Copy each line containing the word "intake" from the records that follow, please.

▶

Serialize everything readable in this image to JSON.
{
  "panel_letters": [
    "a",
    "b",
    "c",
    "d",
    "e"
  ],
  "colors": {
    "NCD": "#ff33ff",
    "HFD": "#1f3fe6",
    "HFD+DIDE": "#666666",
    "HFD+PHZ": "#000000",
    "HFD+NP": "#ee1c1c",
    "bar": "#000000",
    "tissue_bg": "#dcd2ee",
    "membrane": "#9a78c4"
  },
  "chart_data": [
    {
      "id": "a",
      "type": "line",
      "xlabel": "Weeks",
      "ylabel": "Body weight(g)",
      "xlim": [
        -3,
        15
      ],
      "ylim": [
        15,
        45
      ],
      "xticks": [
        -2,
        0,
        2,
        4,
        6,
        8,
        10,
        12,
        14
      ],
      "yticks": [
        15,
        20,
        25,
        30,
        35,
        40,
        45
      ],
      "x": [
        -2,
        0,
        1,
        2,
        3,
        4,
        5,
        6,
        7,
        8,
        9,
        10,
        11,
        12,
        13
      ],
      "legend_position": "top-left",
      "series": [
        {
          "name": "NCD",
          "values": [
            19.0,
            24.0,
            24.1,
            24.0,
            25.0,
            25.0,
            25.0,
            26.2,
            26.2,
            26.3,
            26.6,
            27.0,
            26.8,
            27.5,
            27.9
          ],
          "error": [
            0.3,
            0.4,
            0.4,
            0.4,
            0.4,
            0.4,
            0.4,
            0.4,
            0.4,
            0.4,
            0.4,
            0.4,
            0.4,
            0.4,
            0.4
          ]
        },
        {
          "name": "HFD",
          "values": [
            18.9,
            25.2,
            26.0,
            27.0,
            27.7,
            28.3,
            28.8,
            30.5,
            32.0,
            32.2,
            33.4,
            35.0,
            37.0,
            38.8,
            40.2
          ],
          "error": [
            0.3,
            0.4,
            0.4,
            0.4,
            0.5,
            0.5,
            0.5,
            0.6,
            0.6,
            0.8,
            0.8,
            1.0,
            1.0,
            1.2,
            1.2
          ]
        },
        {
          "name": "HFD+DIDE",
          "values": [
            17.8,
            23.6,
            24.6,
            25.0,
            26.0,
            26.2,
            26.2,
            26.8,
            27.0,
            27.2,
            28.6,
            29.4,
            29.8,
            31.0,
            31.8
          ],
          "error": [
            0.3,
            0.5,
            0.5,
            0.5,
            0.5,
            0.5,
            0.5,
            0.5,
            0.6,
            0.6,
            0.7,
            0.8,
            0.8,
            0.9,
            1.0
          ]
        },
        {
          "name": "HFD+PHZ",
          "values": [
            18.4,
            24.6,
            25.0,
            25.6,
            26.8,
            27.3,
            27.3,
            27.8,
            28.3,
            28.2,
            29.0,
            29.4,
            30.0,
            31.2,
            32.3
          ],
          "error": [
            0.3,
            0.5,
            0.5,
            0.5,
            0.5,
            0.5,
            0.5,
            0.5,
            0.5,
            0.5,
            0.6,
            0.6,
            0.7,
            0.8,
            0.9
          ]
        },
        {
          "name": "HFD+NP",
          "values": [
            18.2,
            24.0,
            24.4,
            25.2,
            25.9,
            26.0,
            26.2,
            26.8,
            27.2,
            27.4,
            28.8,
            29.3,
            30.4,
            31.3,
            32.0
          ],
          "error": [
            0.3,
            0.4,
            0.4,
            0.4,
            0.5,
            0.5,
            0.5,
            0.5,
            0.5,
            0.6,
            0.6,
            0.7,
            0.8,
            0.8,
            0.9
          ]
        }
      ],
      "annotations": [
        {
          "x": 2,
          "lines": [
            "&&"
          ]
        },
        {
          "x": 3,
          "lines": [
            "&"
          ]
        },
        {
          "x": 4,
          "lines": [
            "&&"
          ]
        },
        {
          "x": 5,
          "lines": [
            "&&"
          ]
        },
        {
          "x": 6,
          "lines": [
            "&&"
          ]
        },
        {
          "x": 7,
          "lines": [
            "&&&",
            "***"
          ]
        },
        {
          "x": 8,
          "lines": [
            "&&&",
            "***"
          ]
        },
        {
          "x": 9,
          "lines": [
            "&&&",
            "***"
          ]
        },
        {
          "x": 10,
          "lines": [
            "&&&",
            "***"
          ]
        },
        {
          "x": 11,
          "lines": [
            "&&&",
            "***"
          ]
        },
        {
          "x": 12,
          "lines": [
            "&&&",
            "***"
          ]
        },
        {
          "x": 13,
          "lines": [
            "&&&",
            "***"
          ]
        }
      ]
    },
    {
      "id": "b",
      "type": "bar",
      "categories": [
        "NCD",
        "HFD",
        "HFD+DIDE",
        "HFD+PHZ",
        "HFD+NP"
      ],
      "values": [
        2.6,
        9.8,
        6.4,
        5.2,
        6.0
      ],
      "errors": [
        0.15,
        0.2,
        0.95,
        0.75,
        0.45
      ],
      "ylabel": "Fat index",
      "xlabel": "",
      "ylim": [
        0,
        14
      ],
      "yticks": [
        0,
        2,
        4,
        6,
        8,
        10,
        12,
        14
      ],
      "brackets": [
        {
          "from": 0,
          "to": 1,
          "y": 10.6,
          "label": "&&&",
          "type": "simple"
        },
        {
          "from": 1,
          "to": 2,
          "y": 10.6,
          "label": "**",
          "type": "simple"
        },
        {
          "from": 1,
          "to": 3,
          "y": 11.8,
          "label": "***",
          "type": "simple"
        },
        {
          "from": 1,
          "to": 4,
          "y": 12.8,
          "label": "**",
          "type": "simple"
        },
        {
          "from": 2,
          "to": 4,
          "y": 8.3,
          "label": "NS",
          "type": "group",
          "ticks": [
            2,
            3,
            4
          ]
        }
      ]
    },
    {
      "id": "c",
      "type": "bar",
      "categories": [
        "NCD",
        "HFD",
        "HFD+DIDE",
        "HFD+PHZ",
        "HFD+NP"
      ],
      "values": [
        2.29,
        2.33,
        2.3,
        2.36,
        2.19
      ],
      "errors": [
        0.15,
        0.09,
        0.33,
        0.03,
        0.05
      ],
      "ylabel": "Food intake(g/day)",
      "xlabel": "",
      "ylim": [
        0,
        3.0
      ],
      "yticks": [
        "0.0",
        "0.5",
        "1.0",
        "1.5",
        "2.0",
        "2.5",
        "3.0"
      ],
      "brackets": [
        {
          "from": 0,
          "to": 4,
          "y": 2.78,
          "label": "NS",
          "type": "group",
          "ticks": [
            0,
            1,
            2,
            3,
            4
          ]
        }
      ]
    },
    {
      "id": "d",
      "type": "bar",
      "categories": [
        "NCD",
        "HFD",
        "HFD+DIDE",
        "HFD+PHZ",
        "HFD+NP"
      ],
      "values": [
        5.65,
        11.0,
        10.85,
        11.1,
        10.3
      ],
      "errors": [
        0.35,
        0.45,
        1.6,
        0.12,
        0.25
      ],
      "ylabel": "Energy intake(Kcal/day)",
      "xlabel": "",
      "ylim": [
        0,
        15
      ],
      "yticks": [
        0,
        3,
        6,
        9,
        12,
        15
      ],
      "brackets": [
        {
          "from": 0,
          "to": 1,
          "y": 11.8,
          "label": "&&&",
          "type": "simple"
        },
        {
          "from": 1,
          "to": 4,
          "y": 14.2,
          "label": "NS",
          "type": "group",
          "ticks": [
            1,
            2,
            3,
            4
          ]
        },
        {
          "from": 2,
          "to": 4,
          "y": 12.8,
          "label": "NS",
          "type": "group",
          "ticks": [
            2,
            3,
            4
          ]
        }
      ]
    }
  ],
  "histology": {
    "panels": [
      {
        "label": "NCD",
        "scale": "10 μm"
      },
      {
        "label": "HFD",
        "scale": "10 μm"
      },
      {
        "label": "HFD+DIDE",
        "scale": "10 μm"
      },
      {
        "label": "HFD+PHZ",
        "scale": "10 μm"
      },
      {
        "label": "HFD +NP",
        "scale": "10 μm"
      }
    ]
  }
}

◀

» Solution to this task:
      "ylabel": "Food intake(g/day)",
      "ylabel": "Energy intake(Kcal/day)",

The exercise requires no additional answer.